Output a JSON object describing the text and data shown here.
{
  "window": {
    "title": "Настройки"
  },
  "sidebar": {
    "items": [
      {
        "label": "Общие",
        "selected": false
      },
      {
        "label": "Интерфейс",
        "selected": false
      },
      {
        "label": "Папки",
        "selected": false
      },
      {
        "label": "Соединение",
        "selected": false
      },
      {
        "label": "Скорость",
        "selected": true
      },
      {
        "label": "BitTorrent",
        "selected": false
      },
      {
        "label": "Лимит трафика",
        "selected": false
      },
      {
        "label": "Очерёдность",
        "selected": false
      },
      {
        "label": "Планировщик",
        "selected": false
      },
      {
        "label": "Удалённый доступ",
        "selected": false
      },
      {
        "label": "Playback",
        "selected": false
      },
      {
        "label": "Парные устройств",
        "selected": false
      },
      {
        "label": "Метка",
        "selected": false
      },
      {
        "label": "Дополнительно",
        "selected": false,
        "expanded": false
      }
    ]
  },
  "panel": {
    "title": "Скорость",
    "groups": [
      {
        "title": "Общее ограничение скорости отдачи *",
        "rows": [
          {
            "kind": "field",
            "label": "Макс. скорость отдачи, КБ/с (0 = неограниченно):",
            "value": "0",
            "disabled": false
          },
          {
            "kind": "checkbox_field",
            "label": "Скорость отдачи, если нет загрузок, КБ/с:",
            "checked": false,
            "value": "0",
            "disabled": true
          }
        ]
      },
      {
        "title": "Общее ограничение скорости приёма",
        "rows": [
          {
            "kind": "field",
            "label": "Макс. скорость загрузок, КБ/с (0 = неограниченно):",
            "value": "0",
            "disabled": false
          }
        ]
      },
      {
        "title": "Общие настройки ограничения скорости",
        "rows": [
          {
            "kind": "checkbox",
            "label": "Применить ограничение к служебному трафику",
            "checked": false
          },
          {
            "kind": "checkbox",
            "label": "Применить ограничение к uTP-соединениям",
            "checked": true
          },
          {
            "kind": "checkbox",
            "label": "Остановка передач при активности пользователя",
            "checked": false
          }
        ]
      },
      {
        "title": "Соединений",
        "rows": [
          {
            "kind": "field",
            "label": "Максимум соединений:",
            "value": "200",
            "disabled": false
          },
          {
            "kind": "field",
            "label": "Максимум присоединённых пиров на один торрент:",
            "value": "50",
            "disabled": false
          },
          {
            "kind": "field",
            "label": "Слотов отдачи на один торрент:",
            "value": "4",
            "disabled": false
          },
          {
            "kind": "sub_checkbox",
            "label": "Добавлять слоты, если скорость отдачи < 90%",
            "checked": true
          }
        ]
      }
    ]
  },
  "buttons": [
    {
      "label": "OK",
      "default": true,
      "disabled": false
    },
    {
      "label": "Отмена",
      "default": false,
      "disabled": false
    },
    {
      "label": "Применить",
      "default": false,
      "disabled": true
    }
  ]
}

☆ ☆ ☆

Extract the data exactly as given.

Output a JSON object describing the text and data shown here.
{
  "window": {
    "title": "Настройки"
  },
  "sidebar": {
    "items": [
      {
        "label": "Общие",
        "selected": false
      },
      {
        "label": "Интерфейс",
        "selected": false
      },
      {
        "label": "Папки",
        "selected": false
      },
      {
        "label": "Соединение",
        "selected": false
      },
      {
        "label": "Скорость",
        "selected": true
      },
      {
        "label": "BitTorrent",
        "selected": false
      },
      {
        "label": "Лимит трафика",
        "selected": false
      },
      {
        "label": "Очерёдность",
        "selected": false
      },
      {
        "label": "Планировщик",
        "selected": false
      },
      {
        "label": "Удалённый доступ",
        "selected": false
      },
      {
        "label": "Playback",
        "selected": false
      },
      {
        "label": "Парные устройств",
        "selected": false
      },
      {
        "label": "Метка",
        "selected": false
      },
      {
        "label": "Дополнительно",
        "selected": false,
        "expanded": false
      }
    ]
  },
  "panel": {
    "title": "Скорость",
    "groups": [
      {
        "title": "Общее ограничение скорости отдачи *",
        "rows": [
          {
            "kind": "field",
            "label": "Макс. скорость отдачи, КБ/с (0 = неограниченно):",
            "value": "0",
            "disabled": false
          },
          {
            "kind": "checkbox_field",
            "label": "Скорость отдачи, если нет загрузок, КБ/с:",
            "checked": false,
            "value": "0",
            "disabled": true
          }
        ]
      },
      {
        "title": "Общее ограничение скорости приёма",
        "rows": [
          {
            "kind": "field",
            "label": "Макс. скорость загрузок, КБ/с (0 = неограниченно):",
            "value": "0",
            "disabled": false
          }
        ]
      },
      {
        "title": "Общие настройки ограничения скорости",
        "rows": [
          {
            "kind": "checkbox",
            "label": "Применить ограничение к служебному трафику",
            "checked": false
          },
          {
            "kind": "checkbox",
            "label": "Применить ограничение к uTP-соединениям",
            "checked": true
          },
          {
            "kind": "checkbox",
            "label": "Остановка передач при активности пользователя",
            "checked": false
          }
        ]
      },
      {
        "title": "Соединений",
        "rows": [
          {
            "kind": "field",
            "label": "Максимум соединений:",
            "value": "200",
            "disabled": false
          },
          {
            "kind": "field",
            "label": "Максимум присоединённых пиров на один торрент:",
            "value": "50",
            "disabled": false
          },
          {
            "kind": "field",
            "label": "Слотов отдачи на один торрент:",
            "value": "4",
            "disabled": false
          },
          {
            "kind": "sub_checkbox",
            "label": "Добавлять слоты, если скорость отдачи < 90%",
            "checked": true
          }
        ]
      }
    ]
  },
  "buttons": [
    {
      "label": "OK",
      "default": true,
      "disabled": false
    },
    {
      "label": "Отмена",
      "default": false,
      "disabled": false
    },
    {
      "label": "Применить",
      "default": false,
      "disabled": true
    }
  ]
}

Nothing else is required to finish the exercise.